Copy out all of the data below with no alterations.

------------------------------------------------------------

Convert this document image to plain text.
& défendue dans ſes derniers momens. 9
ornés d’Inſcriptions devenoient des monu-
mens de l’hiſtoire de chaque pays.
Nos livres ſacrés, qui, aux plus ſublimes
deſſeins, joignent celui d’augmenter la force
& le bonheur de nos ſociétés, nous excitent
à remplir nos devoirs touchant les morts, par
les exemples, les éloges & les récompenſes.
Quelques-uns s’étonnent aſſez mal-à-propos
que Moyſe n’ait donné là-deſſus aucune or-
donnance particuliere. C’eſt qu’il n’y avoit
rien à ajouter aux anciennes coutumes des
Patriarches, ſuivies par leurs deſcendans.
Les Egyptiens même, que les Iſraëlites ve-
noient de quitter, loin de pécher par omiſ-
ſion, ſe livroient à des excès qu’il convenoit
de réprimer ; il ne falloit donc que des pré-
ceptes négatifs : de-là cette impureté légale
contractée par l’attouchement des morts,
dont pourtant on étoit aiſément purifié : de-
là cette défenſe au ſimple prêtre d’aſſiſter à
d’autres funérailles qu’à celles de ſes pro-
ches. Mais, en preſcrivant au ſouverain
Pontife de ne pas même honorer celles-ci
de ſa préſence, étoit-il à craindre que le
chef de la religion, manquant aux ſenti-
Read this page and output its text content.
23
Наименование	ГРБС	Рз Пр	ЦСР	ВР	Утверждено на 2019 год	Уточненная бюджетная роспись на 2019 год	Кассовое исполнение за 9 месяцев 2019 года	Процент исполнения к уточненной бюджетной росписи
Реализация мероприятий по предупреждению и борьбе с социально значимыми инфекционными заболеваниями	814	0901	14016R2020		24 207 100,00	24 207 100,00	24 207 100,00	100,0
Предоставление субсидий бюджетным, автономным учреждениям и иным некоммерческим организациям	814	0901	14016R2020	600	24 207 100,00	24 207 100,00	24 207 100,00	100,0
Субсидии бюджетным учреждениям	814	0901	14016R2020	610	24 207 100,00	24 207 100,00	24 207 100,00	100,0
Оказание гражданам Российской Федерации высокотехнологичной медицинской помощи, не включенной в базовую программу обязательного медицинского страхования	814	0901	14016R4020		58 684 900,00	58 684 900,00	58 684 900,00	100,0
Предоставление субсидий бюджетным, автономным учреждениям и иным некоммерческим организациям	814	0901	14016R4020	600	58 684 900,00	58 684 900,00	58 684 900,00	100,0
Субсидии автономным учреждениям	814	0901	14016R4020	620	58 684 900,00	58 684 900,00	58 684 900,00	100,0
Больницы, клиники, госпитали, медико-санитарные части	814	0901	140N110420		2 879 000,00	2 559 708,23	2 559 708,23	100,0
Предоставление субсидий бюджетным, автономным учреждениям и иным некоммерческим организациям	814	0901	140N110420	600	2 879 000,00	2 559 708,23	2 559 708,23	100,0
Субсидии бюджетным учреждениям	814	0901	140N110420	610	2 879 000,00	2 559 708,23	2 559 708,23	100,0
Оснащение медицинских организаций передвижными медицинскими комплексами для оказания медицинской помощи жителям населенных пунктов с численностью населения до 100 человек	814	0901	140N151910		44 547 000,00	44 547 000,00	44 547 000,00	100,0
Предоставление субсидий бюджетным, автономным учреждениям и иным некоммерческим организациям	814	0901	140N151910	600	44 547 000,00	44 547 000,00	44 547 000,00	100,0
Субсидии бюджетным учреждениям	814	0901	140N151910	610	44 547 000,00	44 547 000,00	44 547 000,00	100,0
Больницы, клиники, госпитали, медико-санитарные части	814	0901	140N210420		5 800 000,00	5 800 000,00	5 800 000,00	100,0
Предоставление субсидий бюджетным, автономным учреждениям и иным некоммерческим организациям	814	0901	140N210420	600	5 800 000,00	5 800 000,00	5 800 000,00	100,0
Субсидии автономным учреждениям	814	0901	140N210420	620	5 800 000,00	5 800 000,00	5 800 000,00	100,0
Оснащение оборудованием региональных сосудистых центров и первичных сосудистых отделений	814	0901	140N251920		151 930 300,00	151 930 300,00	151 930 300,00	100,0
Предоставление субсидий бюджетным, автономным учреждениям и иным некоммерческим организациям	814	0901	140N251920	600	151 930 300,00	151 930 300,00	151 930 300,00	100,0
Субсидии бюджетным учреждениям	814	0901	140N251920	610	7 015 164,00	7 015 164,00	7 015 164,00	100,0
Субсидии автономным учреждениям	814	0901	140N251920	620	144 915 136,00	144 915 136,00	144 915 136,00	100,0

------------------------------------------------------------

== Completed task ==
Convert this document image to plain text.
& défendue dans ſes derniers momens. 9
ornés d’Inſcriptions devenoient des monu-
mens de l’hiſtoire de chaque pays.
Nos livres ſacrés, qui, aux plus ſublimes
deſſeins, joignent celui d’augmenter la force
& le bonheur de nos ſociétés, nous excitent
à remplir nos devoirs touchant les morts, par
les exemples, les éloges & les récompenſes.
Quelques-uns s’étonnent aſſez mal-à-propos
que Moyſe n’ait donné là-deſſus aucune or-
donnance particuliere. C’eſt qu’il n’y avoit
rien à ajouter aux anciennes coutumes des
Patriarches, ſuivies par leurs deſcendans.
Les Egyptiens même, que les Iſraëlites ve-
noient de quitter, loin de pécher par omiſ-
ſion, ſe livroient à des excès qu’il convenoit
de réprimer ; il ne falloit donc que des pré-
ceptes négatifs : de-là cette impureté légale
contractée par l’attouchement des morts,
dont pourtant on étoit aiſément purifié : de-
là cette défenſe au ſimple prêtre d’aſſiſter à
d’autres funérailles qu’à celles de ſes pro-
ches. Mais, en preſcrivant au ſouverain
Pontife de ne pas même honorer celles-ci
de ſa préſence, étoit-il à craindre que le
chef de la religion, manquant aux ſenti-
Read this page and output its text content.
23
Наименование	ГРБС	Рз Пр	ЦСР	ВР	Утверждено на 2019 год	Уточненная бюджетная роспись на 2019 год	Кассовое исполнение за 9 месяцев 2019 года	Процент исполнения к уточненной бюджетной росписи
Реализация мероприятий по предупреждению и борьбе с социально значимыми инфекционными заболеваниями	814	0901	14016R2020		24 207 100,00	24 207 100,00	24 207 100,00	100,0
Предоставление субсидий бюджетным, автономным учреждениям и иным некоммерческим организациям	814	0901	14016R2020	600	24 207 100,00	24 207 100,00	24 207 100,00	100,0
Субсидии бюджетным учреждениям	814	0901	14016R2020	610	24 207 100,00	24 207 100,00	24 207 100,00	100,0
Оказание гражданам Российской Федерации высокотехнологичной медицинской помощи, не включенной в базовую программу обязательного медицинского страхования	814	0901	14016R4020		58 684 900,00	58 684 900,00	58 684 900,00	100,0
Предоставление субсидий бюджетным, автономным учреждениям и иным некоммерческим организациям	814	0901	14016R4020	600	58 684 900,00	58 684 900,00	58 684 900,00	100,0
Субсидии автономным учреждениям	814	0901	14016R4020	620	58 684 900,00	58 684 900,00	58 684 900,00	100,0
Больницы, клиники, госпитали, медико-санитарные части	814	0901	140N110420		2 879 000,00	2 559 708,23	2 559 708,23	100,0
Предоставление субсидий бюджетным, автономным учреждениям и иным некоммерческим организациям	814	0901	140N110420	600	2 879 000,00	2 559 708,23	2 559 708,23	100,0
Субсидии бюджетным учреждениям	814	0901	140N110420	610	2 879 000,00	2 559 708,23	2 559 708,23	100,0
Оснащение медицинских организаций передвижными медицинскими комплексами для оказания медицинской помощи жителям населенных пунктов с численностью населения до 100 человек	814	0901	140N151910		44 547 000,00	44 547 000,00	44 547 000,00	100,0
Предоставление субсидий бюджетным, автономным учреждениям и иным некоммерческим организациям	814	0901	140N151910	600	44 547 000,00	44 547 000,00	44 547 000,00	100,0
Субсидии бюджетным учреждениям	814	0901	140N151910	610	44 547 000,00	44 547 000,00	44 547 000,00	100,0
Больницы, клиники, госпитали, медико-санитарные части	814	0901	140N210420		5 800 000,00	5 800 000,00	5 800 000,00	100,0
Предоставление субсидий бюджетным, автономным учреждениям и иным некоммерческим организациям	814	0901	140N210420	600	5 800 000,00	5 800 000,00	5 800 000,00	100,0
Субсидии автономным учреждениям	814	0901	140N210420	620	5 800 000,00	5 800 000,00	5 800 000,00	100,0
Оснащение оборудованием региональных сосудистых центров и первичных сосудистых отделений	814	0901	140N251920		151 930 300,00	151 930 300,00	151 930 300,00	100,0
Предоставление субсидий бюджетным, автономным учреждениям и иным некоммерческим организациям	814	0901	140N251920	600	151 930 300,00	151 930 300,00	151 930 300,00	100,0
Субсидии бюджетным учреждениям	814	0901	140N251920	610	7 015 164,00	7 015 164,00	7 015 164,00	100,0
Субсидии автономным учреждениям	814	0901	140N251920	620	144 915 136,00	144 915 136,00	144 915 136,00	100,0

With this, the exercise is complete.